**Information shown**
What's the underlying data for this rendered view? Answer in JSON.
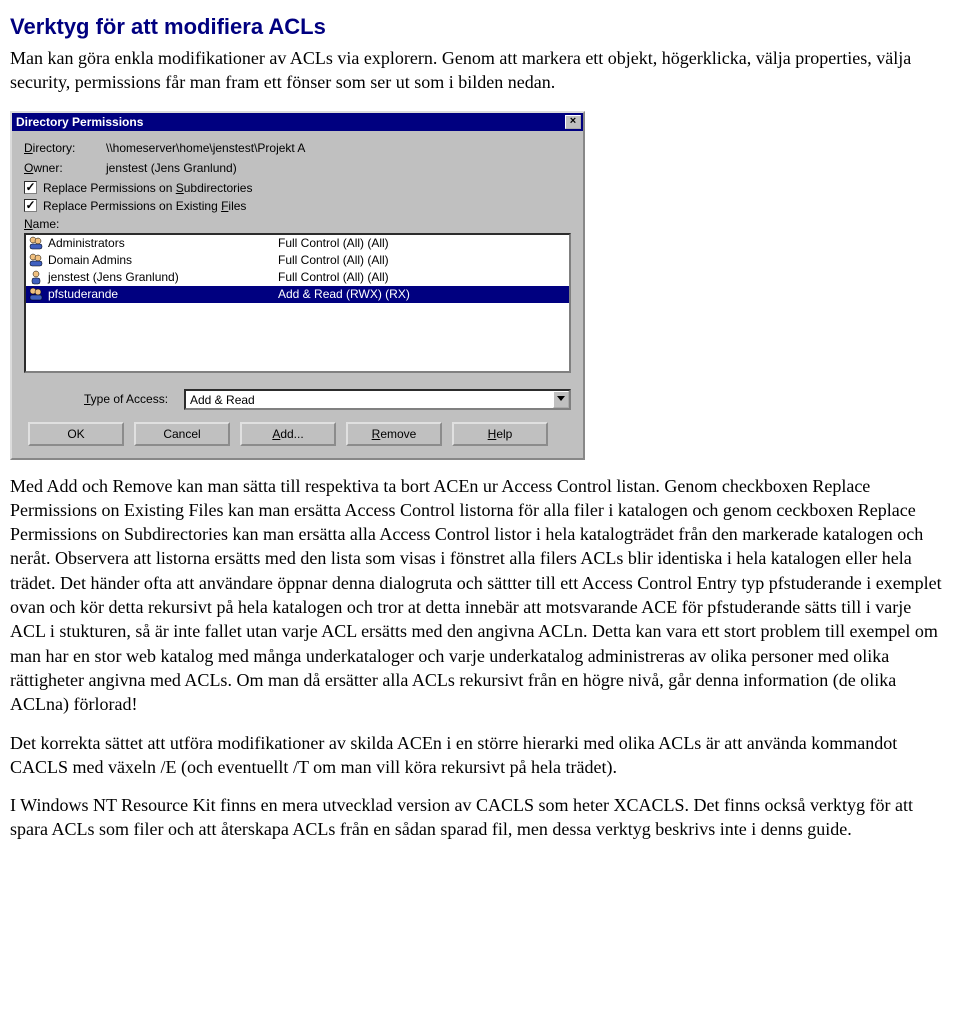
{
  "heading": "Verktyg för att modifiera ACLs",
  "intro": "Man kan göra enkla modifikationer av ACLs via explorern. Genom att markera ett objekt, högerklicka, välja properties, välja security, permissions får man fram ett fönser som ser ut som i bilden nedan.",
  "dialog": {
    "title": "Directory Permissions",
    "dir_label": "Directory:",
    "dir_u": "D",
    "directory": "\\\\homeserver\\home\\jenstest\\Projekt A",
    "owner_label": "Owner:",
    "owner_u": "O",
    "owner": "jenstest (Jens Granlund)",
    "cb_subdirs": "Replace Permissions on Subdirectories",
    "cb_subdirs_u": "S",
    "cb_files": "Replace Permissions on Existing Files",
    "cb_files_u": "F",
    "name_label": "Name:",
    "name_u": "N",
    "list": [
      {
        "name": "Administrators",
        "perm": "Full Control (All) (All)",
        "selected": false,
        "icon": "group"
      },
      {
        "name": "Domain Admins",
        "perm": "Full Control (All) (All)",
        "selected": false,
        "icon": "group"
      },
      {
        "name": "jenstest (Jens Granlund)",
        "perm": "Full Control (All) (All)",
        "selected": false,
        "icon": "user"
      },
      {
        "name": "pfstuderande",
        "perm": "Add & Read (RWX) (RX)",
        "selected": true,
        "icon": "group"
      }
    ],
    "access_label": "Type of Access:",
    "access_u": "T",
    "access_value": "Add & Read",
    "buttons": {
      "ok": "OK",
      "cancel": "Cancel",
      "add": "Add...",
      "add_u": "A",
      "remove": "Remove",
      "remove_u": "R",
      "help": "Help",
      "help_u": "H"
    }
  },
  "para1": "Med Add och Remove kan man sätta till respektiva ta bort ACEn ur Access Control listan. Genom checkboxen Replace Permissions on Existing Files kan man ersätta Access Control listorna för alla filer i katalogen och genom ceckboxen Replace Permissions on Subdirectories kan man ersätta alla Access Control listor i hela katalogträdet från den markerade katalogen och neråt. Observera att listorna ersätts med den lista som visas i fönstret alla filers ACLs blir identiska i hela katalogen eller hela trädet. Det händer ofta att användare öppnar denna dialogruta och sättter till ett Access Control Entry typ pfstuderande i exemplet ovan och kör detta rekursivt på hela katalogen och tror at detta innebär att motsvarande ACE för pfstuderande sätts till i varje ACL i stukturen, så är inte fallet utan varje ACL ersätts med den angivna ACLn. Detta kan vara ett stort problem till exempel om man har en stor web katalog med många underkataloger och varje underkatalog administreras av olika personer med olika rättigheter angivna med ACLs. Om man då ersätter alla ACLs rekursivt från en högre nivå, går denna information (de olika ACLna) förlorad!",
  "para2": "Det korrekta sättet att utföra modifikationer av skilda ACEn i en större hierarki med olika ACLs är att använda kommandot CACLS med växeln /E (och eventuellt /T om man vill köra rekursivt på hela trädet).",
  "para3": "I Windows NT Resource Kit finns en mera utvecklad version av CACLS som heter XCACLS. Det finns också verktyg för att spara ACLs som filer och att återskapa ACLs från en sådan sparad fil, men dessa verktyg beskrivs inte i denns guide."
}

...

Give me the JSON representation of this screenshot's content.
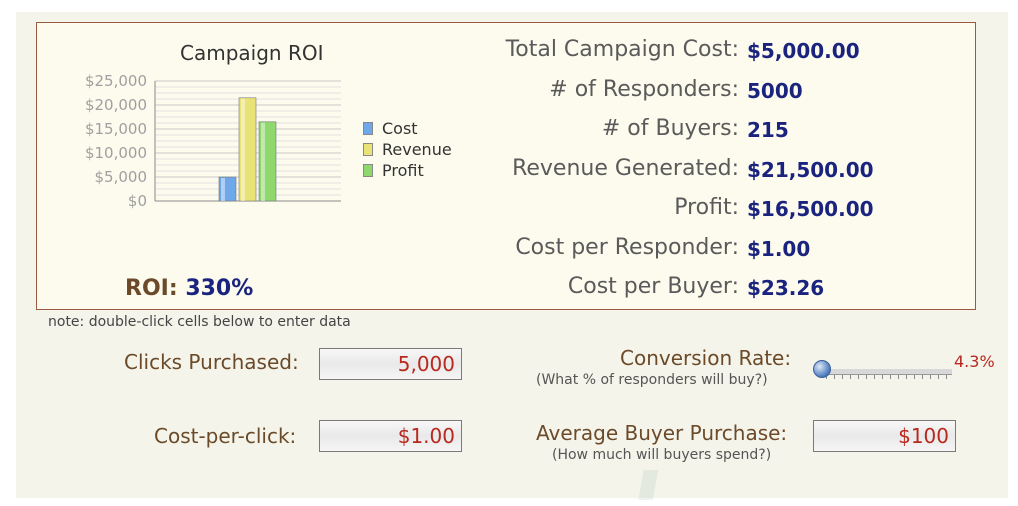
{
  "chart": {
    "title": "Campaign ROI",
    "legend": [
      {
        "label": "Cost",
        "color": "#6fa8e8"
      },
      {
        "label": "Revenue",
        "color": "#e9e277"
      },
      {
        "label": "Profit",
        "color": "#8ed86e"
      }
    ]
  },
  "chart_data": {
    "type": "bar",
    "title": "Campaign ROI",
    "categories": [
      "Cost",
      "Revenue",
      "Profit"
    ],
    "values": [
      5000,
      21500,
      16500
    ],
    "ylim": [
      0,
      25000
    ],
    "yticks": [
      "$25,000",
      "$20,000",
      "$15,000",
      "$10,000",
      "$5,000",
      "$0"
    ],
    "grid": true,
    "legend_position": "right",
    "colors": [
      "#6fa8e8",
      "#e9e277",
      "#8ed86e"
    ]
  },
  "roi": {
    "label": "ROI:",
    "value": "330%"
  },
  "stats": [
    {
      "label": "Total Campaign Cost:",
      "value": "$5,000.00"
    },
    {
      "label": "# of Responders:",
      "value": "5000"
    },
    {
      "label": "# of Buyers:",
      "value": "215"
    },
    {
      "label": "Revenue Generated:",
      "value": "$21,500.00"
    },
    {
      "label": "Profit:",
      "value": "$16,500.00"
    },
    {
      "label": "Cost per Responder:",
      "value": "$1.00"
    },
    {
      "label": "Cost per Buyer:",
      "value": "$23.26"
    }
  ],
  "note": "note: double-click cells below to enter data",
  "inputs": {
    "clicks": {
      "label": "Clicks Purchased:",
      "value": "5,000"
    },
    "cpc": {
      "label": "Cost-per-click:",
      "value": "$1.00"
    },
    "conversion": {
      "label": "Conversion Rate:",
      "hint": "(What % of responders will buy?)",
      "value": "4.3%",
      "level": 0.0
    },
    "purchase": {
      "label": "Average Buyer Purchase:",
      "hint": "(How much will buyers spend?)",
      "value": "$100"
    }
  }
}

--

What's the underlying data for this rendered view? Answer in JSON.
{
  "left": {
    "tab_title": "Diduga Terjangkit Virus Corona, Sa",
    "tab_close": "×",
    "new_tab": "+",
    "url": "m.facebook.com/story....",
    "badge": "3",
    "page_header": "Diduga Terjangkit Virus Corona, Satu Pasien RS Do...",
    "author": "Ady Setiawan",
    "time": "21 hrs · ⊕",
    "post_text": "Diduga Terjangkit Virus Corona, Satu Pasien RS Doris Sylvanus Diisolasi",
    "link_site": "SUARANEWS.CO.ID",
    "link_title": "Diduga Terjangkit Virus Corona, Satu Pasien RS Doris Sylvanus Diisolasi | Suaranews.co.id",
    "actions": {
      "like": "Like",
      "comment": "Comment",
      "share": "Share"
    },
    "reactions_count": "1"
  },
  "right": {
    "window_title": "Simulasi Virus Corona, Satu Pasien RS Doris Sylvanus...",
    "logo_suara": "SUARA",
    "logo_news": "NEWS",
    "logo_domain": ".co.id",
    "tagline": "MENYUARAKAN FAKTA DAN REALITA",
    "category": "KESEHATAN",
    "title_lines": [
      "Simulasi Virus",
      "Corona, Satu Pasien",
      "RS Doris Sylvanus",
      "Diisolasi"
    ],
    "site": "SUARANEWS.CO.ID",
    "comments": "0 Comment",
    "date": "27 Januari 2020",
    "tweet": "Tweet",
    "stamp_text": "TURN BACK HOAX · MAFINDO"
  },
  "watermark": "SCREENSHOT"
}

**Task item**
Show me every line in the data above that includes "Comment".

**Exercise solution**
      "comment": "Comment",
    "comments": "0 Comment",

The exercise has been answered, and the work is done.